What is needed: From the material below, list every line containing "tobacco".

Records for this task:
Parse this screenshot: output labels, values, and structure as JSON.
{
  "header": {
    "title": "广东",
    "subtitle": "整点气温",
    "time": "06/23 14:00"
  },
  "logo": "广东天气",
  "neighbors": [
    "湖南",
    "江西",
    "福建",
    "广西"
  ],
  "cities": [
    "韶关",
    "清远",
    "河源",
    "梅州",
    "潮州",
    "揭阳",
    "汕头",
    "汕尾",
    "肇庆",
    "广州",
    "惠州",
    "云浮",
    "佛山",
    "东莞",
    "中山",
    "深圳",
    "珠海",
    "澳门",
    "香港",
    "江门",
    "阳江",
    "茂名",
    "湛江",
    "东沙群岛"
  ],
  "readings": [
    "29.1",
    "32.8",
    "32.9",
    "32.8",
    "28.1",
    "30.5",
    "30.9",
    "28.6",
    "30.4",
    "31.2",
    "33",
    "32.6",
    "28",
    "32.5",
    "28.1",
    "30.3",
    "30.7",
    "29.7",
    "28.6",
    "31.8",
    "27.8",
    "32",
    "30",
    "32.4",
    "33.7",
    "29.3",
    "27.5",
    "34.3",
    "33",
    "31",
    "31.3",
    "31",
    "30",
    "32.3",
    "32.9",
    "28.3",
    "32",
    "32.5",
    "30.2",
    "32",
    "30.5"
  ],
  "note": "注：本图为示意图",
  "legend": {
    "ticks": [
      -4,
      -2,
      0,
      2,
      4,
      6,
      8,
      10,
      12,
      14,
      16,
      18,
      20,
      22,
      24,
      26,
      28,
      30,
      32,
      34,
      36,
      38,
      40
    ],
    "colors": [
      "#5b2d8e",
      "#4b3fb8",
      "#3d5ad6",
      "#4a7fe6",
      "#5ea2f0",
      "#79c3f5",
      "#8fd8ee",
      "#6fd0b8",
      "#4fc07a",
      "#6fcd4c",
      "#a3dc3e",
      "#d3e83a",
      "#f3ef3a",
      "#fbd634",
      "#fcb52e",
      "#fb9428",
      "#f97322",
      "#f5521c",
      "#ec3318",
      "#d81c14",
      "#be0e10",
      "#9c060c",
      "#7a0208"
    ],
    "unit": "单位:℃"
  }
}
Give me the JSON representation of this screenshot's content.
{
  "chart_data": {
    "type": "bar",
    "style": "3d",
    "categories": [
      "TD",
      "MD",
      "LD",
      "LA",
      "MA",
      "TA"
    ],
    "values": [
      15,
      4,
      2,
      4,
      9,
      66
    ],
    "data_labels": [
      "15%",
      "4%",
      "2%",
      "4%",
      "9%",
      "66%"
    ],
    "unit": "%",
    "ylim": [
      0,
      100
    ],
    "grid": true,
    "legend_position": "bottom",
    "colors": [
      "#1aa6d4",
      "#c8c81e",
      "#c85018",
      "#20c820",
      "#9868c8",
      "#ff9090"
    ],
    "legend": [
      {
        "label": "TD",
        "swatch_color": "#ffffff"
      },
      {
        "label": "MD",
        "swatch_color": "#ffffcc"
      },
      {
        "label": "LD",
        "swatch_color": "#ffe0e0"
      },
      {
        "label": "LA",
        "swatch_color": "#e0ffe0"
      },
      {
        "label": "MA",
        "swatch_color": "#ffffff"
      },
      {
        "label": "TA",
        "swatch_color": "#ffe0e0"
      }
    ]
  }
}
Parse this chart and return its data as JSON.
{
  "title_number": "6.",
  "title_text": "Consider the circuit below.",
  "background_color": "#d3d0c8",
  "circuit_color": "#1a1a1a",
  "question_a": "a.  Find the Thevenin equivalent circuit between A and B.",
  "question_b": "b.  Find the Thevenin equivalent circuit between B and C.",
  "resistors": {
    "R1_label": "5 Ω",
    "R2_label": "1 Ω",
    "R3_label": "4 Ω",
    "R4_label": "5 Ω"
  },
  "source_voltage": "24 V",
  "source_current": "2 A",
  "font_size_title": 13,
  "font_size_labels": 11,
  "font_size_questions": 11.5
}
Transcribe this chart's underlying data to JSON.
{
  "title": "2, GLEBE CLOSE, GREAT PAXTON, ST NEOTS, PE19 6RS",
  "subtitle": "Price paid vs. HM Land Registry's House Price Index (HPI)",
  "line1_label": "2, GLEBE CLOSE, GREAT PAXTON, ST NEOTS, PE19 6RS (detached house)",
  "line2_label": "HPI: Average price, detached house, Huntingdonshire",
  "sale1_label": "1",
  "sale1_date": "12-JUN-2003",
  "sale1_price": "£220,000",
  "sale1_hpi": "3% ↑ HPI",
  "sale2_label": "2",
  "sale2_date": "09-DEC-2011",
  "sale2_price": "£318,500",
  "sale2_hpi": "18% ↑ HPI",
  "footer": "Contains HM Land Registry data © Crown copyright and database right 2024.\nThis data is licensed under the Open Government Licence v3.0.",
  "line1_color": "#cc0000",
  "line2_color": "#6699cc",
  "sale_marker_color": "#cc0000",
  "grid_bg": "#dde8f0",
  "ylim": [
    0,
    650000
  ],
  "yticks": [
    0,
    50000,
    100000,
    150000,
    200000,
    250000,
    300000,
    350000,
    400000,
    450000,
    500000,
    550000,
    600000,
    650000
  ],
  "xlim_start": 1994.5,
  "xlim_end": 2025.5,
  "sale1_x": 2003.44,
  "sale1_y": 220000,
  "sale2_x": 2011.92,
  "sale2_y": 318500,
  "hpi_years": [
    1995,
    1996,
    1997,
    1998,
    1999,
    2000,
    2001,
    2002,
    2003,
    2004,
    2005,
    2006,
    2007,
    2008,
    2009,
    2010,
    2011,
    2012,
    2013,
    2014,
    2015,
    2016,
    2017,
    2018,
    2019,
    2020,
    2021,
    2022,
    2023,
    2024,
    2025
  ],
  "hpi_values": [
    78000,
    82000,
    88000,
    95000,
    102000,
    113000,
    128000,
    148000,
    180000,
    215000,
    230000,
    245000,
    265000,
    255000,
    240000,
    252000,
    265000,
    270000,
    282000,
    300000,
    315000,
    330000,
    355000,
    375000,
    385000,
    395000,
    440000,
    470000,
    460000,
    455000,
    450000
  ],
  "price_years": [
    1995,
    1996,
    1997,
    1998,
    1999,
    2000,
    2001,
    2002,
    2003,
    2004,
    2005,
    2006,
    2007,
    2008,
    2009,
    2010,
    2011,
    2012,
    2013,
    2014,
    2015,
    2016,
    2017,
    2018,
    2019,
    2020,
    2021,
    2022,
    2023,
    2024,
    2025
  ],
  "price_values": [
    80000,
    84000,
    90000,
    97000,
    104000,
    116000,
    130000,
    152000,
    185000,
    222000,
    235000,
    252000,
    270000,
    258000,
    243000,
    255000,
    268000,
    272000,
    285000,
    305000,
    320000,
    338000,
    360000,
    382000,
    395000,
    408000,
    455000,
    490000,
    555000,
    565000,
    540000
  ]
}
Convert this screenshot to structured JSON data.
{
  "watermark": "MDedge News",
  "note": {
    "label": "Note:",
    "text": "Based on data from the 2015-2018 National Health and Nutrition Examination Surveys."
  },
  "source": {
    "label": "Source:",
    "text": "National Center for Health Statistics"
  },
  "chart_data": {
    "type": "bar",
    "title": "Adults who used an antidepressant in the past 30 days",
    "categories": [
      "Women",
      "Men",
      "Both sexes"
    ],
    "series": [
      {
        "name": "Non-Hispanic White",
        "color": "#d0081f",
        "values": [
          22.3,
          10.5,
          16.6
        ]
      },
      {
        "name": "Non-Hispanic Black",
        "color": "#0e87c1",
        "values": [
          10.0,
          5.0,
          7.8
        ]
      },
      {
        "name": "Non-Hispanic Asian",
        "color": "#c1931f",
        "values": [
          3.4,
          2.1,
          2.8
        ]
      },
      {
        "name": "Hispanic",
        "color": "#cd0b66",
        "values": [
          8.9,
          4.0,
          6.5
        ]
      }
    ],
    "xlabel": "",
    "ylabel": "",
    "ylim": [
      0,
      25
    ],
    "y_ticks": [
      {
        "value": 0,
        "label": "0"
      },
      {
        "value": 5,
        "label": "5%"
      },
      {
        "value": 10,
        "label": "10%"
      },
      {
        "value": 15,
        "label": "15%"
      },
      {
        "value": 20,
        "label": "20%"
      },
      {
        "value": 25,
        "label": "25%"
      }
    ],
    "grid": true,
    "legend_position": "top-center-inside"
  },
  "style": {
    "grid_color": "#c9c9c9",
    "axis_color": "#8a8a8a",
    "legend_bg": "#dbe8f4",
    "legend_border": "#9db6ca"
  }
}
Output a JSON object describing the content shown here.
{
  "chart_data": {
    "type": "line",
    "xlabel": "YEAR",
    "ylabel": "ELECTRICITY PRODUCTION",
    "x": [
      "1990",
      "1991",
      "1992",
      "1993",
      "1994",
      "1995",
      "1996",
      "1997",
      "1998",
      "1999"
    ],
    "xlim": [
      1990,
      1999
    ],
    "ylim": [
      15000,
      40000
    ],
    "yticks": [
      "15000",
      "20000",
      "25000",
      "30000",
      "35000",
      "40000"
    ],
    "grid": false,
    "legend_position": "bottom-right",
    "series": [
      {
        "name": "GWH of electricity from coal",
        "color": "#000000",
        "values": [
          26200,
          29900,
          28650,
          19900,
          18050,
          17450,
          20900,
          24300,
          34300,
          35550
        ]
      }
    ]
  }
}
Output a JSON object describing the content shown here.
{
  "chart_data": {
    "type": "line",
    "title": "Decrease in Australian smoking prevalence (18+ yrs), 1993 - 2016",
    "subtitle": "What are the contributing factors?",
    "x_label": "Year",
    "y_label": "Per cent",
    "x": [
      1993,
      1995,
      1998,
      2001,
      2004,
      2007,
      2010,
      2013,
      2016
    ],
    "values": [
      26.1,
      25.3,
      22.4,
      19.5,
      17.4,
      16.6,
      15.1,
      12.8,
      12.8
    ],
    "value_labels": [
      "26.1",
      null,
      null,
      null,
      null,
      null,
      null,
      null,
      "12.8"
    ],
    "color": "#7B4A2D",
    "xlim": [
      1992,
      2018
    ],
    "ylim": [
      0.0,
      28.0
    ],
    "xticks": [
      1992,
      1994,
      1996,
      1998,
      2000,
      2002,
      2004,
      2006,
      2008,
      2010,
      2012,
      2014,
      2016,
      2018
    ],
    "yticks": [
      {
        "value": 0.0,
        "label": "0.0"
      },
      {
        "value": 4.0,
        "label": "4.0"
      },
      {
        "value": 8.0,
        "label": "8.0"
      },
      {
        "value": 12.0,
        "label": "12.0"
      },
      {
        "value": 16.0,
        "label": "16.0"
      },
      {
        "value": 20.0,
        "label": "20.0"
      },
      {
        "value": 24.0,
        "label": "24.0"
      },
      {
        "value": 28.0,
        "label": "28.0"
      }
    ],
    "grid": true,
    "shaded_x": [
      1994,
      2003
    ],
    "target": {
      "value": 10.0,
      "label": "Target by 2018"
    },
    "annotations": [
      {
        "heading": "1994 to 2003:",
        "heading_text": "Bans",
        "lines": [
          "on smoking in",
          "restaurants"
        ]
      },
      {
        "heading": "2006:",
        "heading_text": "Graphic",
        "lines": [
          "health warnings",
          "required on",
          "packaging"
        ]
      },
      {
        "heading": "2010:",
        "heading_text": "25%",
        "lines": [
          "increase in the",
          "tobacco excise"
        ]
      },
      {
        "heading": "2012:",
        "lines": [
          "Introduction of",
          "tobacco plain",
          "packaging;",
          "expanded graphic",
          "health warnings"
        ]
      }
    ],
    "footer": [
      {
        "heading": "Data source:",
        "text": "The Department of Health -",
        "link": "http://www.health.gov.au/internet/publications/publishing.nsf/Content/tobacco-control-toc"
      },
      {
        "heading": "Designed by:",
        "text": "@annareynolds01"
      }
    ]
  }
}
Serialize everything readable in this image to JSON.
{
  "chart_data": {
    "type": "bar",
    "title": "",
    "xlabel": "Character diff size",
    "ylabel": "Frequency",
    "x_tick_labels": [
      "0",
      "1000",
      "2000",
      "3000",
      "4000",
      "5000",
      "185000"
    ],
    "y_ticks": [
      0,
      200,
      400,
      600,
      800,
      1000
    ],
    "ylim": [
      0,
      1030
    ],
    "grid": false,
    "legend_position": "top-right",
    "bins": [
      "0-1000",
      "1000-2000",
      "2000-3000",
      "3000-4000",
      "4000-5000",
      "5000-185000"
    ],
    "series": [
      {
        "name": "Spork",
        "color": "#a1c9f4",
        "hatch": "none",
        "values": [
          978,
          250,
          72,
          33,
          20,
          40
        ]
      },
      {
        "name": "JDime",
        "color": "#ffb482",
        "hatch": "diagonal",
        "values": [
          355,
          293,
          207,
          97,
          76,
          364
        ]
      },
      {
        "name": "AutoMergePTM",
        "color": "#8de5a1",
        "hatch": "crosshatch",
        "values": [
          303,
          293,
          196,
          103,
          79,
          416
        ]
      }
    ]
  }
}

Solution below:
          "tobacco excise"
          "tobacco plain",
        "link": "http://www.health.gov.au/internet/publications/publishing.nsf/Content/tobacco-control-toc"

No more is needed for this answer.